(Do this): Transcribe the listing in full, excluding any pictures.

(Source data):
________________________________________
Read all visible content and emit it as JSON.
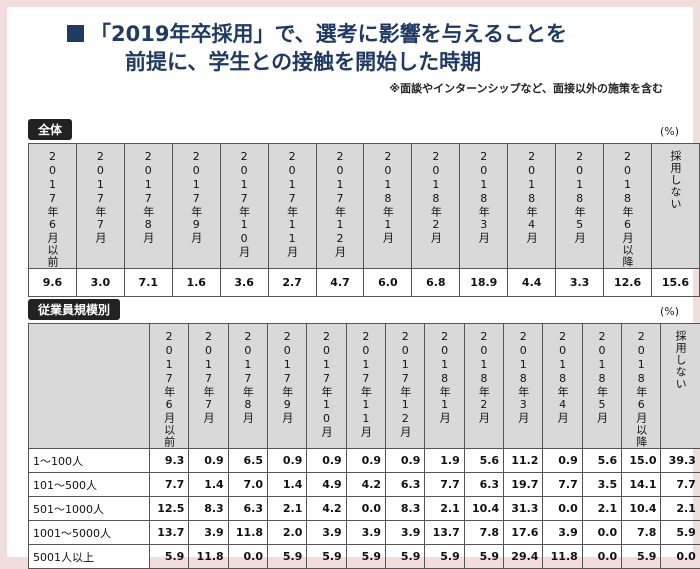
{
  "title": {
    "line1": "「2019年卒採用」で、選考に影響を与えることを",
    "line2": "前提に、学生との接触を開始した時期",
    "note": "※面談やインターンシップなど、面接以外の施策を含む"
  },
  "units": "(%)",
  "chart_data": [
    {
      "type": "table",
      "label": "全体",
      "categories": [
        "2017年6月以前",
        "2017年7月",
        "2017年8月",
        "2017年9月",
        "2017年10月",
        "2017年11月",
        "2017年12月",
        "2018年1月",
        "2018年2月",
        "2018年3月",
        "2018年4月",
        "2018年5月",
        "2018年6月以降",
        "採用しない"
      ],
      "values": [
        9.6,
        3.0,
        7.1,
        1.6,
        3.6,
        2.7,
        4.7,
        6.0,
        6.8,
        18.9,
        4.4,
        3.3,
        12.6,
        15.6
      ]
    },
    {
      "type": "table",
      "label": "従業員規模別",
      "categories": [
        "2017年6月以前",
        "2017年7月",
        "2017年8月",
        "2017年9月",
        "2017年10月",
        "2017年11月",
        "2017年12月",
        "2018年1月",
        "2018年2月",
        "2018年3月",
        "2018年4月",
        "2018年5月",
        "2018年6月以降",
        "採用しない"
      ],
      "series": [
        {
          "name": "1〜100人",
          "values": [
            9.3,
            0.9,
            6.5,
            0.9,
            0.9,
            0.9,
            0.9,
            1.9,
            5.6,
            11.2,
            0.9,
            5.6,
            15.0,
            39.3
          ]
        },
        {
          "name": "101〜500人",
          "values": [
            7.7,
            1.4,
            7.0,
            1.4,
            4.9,
            4.2,
            6.3,
            7.7,
            6.3,
            19.7,
            7.7,
            3.5,
            14.1,
            7.7
          ]
        },
        {
          "name": "501〜1000人",
          "values": [
            12.5,
            8.3,
            6.3,
            2.1,
            4.2,
            0.0,
            8.3,
            2.1,
            10.4,
            31.3,
            0.0,
            2.1,
            10.4,
            2.1
          ]
        },
        {
          "name": "1001〜5000人",
          "values": [
            13.7,
            3.9,
            11.8,
            2.0,
            3.9,
            3.9,
            3.9,
            13.7,
            7.8,
            17.6,
            3.9,
            0.0,
            7.8,
            5.9
          ]
        },
        {
          "name": "5001人以上",
          "values": [
            5.9,
            11.8,
            0.0,
            5.9,
            5.9,
            5.9,
            5.9,
            5.9,
            5.9,
            29.4,
            11.8,
            0.0,
            5.9,
            0.0
          ]
        }
      ]
    }
  ]
}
________________________________________
(Response for this exercise):
Read all visible content and emit it as JSON.
{
  "title": {
    "line1": "「2019年卒採用」で、選考に影響を与えることを",
    "line2": "前提に、学生との接触を開始した時期",
    "note": "※面談やインターンシップなど、面接以外の施策を含む"
  },
  "units": "(%)",
  "chart_data": [
    {
      "type": "table",
      "label": "全体",
      "categories": [
        "2017年6月以前",
        "2017年7月",
        "2017年8月",
        "2017年9月",
        "2017年10月",
        "2017年11月",
        "2017年12月",
        "2018年1月",
        "2018年2月",
        "2018年3月",
        "2018年4月",
        "2018年5月",
        "2018年6月以降",
        "採用しない"
      ],
      "values": [
        9.6,
        3.0,
        7.1,
        1.6,
        3.6,
        2.7,
        4.7,
        6.0,
        6.8,
        18.9,
        4.4,
        3.3,
        12.6,
        15.6
      ]
    },
    {
      "type": "table",
      "label": "従業員規模別",
      "categories": [
        "2017年6月以前",
        "2017年7月",
        "2017年8月",
        "2017年9月",
        "2017年10月",
        "2017年11月",
        "2017年12月",
        "2018年1月",
        "2018年2月",
        "2018年3月",
        "2018年4月",
        "2018年5月",
        "2018年6月以降",
        "採用しない"
      ],
      "series": [
        {
          "name": "1〜100人",
          "values": [
            9.3,
            0.9,
            6.5,
            0.9,
            0.9,
            0.9,
            0.9,
            1.9,
            5.6,
            11.2,
            0.9,
            5.6,
            15.0,
            39.3
          ]
        },
        {
          "name": "101〜500人",
          "values": [
            7.7,
            1.4,
            7.0,
            1.4,
            4.9,
            4.2,
            6.3,
            7.7,
            6.3,
            19.7,
            7.7,
            3.5,
            14.1,
            7.7
          ]
        },
        {
          "name": "501〜1000人",
          "values": [
            12.5,
            8.3,
            6.3,
            2.1,
            4.2,
            0.0,
            8.3,
            2.1,
            10.4,
            31.3,
            0.0,
            2.1,
            10.4,
            2.1
          ]
        },
        {
          "name": "1001〜5000人",
          "values": [
            13.7,
            3.9,
            11.8,
            2.0,
            3.9,
            3.9,
            3.9,
            13.7,
            7.8,
            17.6,
            3.9,
            0.0,
            7.8,
            5.9
          ]
        },
        {
          "name": "5001人以上",
          "values": [
            5.9,
            11.8,
            0.0,
            5.9,
            5.9,
            5.9,
            5.9,
            5.9,
            5.9,
            29.4,
            11.8,
            0.0,
            5.9,
            0.0
          ]
        }
      ]
    }
  ]
}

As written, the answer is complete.